To be done: In the listing below, pick out lines with "JSON".
☆ ☆ ☆
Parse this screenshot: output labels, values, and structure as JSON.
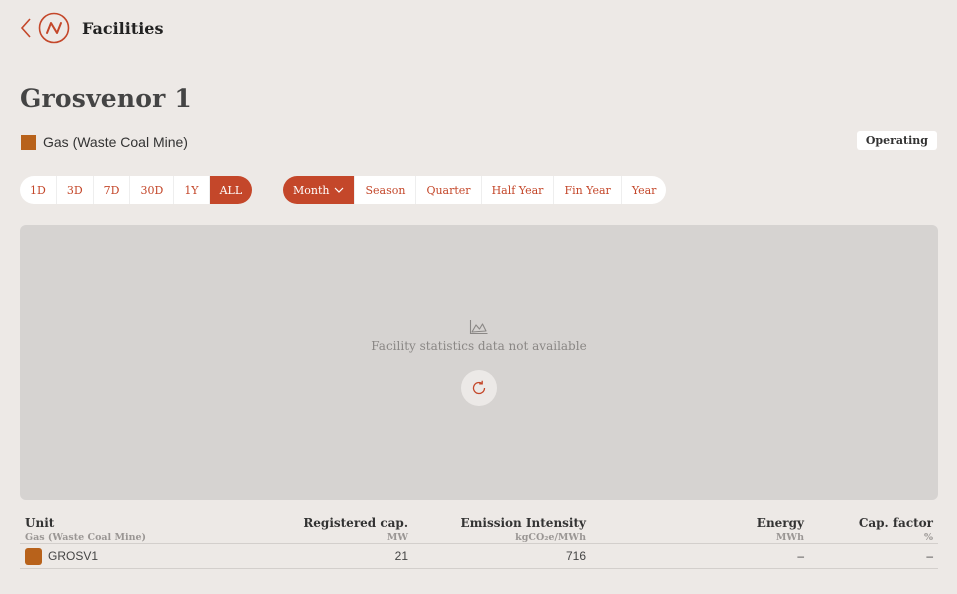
{
  "header": {
    "title": "Facilities"
  },
  "facility": {
    "name": "Grosvenor 1",
    "fuel": "Gas (Waste Coal Mine)",
    "status": "Operating",
    "colors": {
      "fuel": "#b8621b",
      "accent": "#c4472a"
    }
  },
  "ranges": [
    "1D",
    "3D",
    "7D",
    "30D",
    "1Y",
    "ALL"
  ],
  "active_range": "ALL",
  "intervals": [
    "Month",
    "Season",
    "Quarter",
    "Half Year",
    "Fin Year",
    "Year"
  ],
  "active_interval": "Month",
  "chart": {
    "empty_message": "Facility statistics data not available"
  },
  "table": {
    "headers": [
      {
        "label": "Unit",
        "sub": "Gas (Waste Coal Mine)"
      },
      {
        "label": "Registered cap.",
        "sub": "MW"
      },
      {
        "label": "Emission Intensity",
        "sub": "kgCO₂e/MWh"
      },
      {
        "label": "Energy",
        "sub": "MWh"
      },
      {
        "label": "Cap. factor",
        "sub": "%"
      }
    ],
    "rows": [
      {
        "unit": "GROSV1",
        "capacity": "21",
        "intensity": "716",
        "energy": "–",
        "cap_factor": "–"
      }
    ]
  }
}
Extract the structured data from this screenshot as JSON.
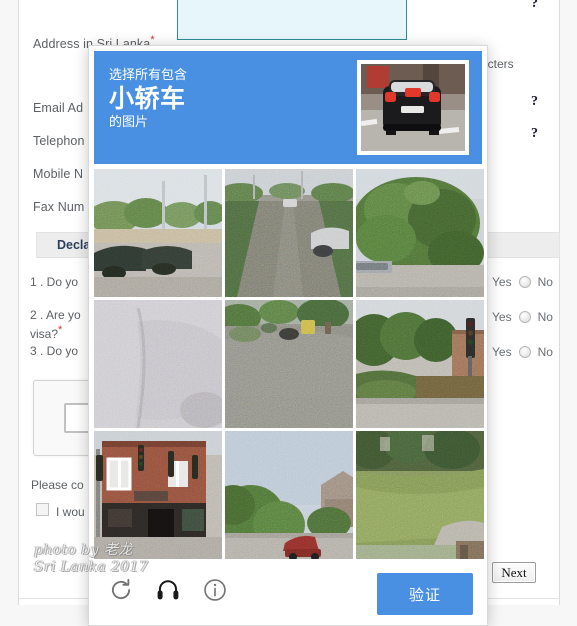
{
  "form": {
    "labels": {
      "address": "Address in Sri Lanka",
      "email": "Email Ad",
      "telephone": "Telephon",
      "mobile": "Mobile N",
      "fax": "Fax Num",
      "required_mark": "*"
    },
    "char_note": "racters",
    "help_marks": [
      "?",
      "?",
      "?",
      "?"
    ],
    "declaration_header": "Decla",
    "questions": [
      "1 . Do yo",
      "2 . Are yo",
      "visa?",
      "3 . Do yo"
    ],
    "answers": {
      "yes_label": "Yes",
      "no_label": "No",
      "rows": [
        {
          "yes": "Yes",
          "no": "No"
        },
        {
          "yes": "Yes",
          "no": "No"
        },
        {
          "yes": "Yes",
          "no": "No"
        }
      ]
    },
    "please_text": "Please co",
    "subscribe_label": "I wou",
    "next_button": "Next"
  },
  "watermark": {
    "line1": "photo by 老龙",
    "line2": "Sri Lanka 2017"
  },
  "captcha": {
    "prompt_line1": "选择所有包含",
    "prompt_line2": "小轿车",
    "prompt_line3": "的图片",
    "example_alt": "black-car-rear-view",
    "verify_button": "验证",
    "icons": {
      "reload": "reload-icon",
      "audio": "headphone-icon",
      "info": "info-icon"
    },
    "tiles": [
      {
        "id": "tile-1",
        "alt": "parking lot with trees and dark cars"
      },
      {
        "id": "tile-2",
        "alt": "road with hedge and silver car"
      },
      {
        "id": "tile-3",
        "alt": "large green tree beside road"
      },
      {
        "id": "tile-4",
        "alt": "blurred pale road surface"
      },
      {
        "id": "tile-5",
        "alt": "grey street with roadside shrubs"
      },
      {
        "id": "tile-6",
        "alt": "traffic light and brick wall"
      },
      {
        "id": "tile-7",
        "alt": "brick building with traffic lights"
      },
      {
        "id": "tile-8",
        "alt": "tree and red car under blue sky"
      },
      {
        "id": "tile-9",
        "alt": "green lawn and hedge"
      }
    ]
  },
  "colors": {
    "captcha_blue": "#4a90e2",
    "declaration_bg": "#ededed",
    "address_field_bg": "#e6f6fb",
    "address_field_border": "#2d8f96",
    "required_red": "#d0342c"
  }
}
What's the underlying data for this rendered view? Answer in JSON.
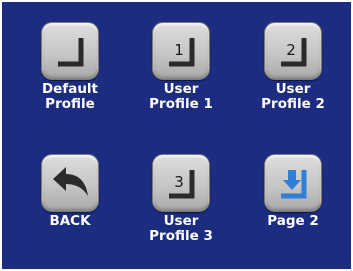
{
  "buttons": [
    {
      "id": "default",
      "label_line1": "Default",
      "label_line2": "Profile",
      "icon": "profile-slot-icon",
      "number": ""
    },
    {
      "id": "user1",
      "label_line1": "User",
      "label_line2": "Profile 1",
      "icon": "profile-slot-icon",
      "number": "1"
    },
    {
      "id": "user2",
      "label_line1": "User",
      "label_line2": "Profile 2",
      "icon": "profile-slot-icon",
      "number": "2"
    },
    {
      "id": "back",
      "label_line1": "BACK",
      "label_line2": "",
      "icon": "back-arrow-icon",
      "number": ""
    },
    {
      "id": "user3",
      "label_line1": "User",
      "label_line2": "Profile 3",
      "icon": "profile-slot-icon",
      "number": "3"
    },
    {
      "id": "page2",
      "label_line1": "Page 2",
      "label_line2": "",
      "icon": "download-arrow-icon",
      "number": ""
    }
  ],
  "colors": {
    "background": "#1c2c80",
    "label": "#ffffff",
    "button_face": "#c6c6c6",
    "accent_arrow": "#2f7fd6"
  }
}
☆ ☆ ☆
Finished task:
Parse this screenshot: output labels, values, and structure as JSON.
Extract the structured data from this screenshot as JSON.
What's the underlying data for this rendered view? Answer in JSON.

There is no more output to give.